— begin —
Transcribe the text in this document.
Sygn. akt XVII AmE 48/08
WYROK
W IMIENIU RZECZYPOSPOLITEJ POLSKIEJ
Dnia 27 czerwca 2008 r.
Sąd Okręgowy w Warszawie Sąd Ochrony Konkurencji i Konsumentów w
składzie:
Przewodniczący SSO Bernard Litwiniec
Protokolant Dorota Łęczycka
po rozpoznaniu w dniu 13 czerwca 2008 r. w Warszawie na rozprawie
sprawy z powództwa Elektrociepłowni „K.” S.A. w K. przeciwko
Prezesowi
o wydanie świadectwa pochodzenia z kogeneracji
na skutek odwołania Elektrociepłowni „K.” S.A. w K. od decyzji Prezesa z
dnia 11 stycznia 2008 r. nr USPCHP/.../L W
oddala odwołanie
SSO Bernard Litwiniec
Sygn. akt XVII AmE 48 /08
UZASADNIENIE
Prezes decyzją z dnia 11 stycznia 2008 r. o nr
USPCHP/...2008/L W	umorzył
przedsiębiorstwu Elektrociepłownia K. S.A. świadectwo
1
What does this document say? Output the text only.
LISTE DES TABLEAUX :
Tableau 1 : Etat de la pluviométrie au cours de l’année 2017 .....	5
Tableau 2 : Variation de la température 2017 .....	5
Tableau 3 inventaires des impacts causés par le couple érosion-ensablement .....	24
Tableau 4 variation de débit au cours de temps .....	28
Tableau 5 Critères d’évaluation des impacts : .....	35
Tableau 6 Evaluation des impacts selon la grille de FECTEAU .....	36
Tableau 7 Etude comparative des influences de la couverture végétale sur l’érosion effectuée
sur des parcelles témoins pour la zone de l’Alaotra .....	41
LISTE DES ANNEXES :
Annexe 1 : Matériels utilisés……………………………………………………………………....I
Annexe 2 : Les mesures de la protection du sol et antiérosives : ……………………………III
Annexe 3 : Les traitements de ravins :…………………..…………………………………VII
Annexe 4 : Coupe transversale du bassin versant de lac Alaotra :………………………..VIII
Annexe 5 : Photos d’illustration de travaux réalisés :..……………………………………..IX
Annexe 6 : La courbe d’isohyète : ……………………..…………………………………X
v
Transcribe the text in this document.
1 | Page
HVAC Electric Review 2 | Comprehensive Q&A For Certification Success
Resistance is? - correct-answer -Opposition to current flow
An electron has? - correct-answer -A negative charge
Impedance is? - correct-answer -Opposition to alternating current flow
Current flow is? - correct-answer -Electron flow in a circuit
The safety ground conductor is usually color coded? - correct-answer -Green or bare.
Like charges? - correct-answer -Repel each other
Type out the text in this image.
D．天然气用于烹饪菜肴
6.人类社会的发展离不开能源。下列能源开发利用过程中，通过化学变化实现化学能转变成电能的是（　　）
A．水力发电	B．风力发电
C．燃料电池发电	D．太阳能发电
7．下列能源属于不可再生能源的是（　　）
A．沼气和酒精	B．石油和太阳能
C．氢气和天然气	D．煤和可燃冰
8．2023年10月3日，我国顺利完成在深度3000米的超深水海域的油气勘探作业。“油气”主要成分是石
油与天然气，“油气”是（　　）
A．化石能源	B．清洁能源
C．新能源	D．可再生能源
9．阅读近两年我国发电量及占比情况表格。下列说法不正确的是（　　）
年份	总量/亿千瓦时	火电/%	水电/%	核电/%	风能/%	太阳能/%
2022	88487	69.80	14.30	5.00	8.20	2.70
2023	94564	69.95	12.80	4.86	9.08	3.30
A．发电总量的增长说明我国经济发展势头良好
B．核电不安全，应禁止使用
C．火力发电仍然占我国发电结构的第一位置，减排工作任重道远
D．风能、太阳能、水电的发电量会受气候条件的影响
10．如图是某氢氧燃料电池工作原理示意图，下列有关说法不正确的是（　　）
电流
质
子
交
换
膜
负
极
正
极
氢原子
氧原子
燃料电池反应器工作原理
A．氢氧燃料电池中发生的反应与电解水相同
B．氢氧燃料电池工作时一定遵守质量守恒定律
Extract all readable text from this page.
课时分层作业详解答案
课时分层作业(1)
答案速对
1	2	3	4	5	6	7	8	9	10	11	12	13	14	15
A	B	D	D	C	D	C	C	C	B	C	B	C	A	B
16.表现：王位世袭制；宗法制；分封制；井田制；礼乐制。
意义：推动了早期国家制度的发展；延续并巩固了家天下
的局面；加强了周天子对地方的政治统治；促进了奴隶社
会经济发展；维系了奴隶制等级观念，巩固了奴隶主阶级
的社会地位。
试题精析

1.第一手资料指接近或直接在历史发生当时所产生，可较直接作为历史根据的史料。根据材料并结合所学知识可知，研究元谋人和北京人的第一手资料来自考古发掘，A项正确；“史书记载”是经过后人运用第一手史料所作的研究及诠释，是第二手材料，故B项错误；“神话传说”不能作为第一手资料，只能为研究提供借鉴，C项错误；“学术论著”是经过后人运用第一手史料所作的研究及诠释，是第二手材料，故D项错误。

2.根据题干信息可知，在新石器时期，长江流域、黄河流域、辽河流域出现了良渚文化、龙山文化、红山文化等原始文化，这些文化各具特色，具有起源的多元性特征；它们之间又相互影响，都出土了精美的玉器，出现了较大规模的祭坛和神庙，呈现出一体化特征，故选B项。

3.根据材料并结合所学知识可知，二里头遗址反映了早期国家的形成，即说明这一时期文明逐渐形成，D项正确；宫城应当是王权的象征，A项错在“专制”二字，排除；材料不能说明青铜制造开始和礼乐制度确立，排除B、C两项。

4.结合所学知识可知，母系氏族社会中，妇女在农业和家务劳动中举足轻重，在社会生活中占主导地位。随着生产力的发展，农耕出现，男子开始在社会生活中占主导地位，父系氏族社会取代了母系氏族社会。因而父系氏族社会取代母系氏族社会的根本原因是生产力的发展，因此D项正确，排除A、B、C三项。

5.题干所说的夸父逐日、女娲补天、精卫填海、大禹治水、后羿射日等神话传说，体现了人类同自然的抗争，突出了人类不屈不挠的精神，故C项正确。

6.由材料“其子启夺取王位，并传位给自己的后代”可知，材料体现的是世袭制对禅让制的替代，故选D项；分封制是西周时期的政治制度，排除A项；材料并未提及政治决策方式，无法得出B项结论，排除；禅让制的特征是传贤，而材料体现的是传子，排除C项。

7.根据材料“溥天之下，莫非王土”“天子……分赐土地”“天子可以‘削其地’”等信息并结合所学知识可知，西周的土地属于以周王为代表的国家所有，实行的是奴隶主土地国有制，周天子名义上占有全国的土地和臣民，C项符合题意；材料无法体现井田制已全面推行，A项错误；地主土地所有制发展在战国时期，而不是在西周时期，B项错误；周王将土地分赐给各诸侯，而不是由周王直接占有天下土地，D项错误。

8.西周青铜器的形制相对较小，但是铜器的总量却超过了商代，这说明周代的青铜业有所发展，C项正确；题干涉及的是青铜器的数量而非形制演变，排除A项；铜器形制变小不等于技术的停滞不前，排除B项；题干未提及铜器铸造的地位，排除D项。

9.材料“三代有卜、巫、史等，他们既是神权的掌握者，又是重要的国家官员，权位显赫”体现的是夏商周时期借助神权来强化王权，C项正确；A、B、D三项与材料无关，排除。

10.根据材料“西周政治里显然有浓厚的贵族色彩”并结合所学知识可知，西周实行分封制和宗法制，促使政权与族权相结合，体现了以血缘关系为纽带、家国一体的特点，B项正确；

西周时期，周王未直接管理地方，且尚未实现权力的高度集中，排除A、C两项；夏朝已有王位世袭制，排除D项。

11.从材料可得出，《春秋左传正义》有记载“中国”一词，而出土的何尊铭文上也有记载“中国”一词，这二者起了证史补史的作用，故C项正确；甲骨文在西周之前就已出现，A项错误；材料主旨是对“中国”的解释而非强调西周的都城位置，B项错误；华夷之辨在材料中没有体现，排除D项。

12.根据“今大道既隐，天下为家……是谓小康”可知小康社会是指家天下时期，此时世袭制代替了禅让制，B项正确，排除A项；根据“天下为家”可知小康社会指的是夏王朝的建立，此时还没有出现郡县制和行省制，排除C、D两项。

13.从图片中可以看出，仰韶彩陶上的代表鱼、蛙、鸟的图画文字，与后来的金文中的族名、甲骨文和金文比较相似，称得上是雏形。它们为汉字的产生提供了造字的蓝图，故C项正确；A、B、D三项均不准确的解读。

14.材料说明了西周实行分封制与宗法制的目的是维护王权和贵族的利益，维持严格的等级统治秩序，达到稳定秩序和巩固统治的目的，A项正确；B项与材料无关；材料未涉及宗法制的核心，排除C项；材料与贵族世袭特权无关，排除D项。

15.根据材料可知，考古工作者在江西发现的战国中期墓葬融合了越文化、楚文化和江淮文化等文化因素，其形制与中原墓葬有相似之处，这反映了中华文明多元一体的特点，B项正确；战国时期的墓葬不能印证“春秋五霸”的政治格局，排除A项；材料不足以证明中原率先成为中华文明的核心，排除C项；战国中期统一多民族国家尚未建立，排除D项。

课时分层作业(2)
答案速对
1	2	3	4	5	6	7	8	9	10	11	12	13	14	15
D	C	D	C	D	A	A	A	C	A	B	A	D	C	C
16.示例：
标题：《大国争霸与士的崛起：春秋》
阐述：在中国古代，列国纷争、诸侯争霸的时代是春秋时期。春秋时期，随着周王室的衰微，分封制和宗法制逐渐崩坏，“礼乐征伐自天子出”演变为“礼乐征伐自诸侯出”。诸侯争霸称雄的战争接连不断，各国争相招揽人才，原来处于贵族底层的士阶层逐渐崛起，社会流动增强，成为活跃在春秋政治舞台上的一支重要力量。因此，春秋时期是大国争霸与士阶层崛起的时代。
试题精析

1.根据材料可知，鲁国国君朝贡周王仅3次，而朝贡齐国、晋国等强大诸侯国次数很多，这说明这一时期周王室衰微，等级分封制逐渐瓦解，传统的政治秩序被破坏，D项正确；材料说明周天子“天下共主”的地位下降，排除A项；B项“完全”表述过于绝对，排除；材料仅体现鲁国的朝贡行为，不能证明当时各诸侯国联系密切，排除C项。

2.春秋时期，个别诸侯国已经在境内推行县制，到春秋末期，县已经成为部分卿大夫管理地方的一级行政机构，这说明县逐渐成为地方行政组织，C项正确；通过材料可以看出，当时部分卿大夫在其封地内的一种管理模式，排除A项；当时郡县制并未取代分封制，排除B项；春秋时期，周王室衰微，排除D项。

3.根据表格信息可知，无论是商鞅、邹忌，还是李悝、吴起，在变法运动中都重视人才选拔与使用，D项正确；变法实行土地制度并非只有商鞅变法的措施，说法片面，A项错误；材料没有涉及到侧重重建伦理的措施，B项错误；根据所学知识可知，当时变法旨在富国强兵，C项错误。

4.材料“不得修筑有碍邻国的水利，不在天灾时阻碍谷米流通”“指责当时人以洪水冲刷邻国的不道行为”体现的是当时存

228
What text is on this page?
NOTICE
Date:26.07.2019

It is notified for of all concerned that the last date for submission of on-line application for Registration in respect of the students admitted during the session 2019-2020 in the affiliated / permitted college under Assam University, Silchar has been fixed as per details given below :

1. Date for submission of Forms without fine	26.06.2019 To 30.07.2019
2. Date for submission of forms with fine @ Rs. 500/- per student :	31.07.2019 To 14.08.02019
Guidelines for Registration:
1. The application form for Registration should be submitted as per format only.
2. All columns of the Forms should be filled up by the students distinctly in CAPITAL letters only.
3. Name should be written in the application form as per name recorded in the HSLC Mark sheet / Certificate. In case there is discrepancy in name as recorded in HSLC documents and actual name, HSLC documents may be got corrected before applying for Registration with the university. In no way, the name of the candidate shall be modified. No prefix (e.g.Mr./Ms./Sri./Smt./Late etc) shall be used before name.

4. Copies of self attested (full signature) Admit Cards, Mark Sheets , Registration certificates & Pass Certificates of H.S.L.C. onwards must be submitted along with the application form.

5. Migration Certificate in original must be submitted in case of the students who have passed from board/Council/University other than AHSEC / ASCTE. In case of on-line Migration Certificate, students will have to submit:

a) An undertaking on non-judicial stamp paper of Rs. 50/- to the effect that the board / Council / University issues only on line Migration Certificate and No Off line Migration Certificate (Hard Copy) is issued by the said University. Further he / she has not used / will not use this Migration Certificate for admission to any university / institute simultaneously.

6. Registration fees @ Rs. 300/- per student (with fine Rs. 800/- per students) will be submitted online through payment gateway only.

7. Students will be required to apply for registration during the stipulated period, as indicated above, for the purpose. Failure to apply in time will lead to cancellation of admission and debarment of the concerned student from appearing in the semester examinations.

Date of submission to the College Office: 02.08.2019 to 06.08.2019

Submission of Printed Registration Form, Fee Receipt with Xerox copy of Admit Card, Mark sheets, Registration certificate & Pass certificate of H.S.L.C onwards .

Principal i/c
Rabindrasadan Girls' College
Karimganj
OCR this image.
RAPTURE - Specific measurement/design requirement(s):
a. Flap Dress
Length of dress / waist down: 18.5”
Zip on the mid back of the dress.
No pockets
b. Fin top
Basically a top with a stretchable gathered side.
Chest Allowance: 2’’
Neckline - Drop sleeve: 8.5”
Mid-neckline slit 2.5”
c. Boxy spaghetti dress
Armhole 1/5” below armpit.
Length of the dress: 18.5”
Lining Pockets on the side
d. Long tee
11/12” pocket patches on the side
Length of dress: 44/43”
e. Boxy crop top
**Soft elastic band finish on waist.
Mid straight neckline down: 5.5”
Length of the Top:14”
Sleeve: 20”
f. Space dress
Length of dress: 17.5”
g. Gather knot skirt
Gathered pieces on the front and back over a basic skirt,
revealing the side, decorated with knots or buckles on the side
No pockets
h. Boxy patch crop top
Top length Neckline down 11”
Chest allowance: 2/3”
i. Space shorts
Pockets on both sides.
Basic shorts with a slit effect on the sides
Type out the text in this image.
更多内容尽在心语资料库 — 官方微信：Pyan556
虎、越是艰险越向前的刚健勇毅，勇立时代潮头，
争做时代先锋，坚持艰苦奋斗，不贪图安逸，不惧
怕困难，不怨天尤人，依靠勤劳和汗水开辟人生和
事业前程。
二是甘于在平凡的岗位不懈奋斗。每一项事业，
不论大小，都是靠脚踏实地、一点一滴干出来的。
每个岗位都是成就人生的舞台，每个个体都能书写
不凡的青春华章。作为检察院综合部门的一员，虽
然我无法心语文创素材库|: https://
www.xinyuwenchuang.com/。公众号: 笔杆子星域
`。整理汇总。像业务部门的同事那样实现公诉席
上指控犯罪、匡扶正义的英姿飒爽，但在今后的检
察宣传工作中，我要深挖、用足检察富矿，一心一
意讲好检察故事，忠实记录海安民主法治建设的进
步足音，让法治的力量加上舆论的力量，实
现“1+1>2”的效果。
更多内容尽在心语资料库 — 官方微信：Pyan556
— end —
**Work instructions**
Search the records above for the string "Alaotra". Copy every line that contains it.

**Response to the task**
sur des parcelles témoins pour la zone de l’Alaotra .....	41
Annexe 4 : Coupe transversale du bassin versant de lac Alaotra :………………………..VIII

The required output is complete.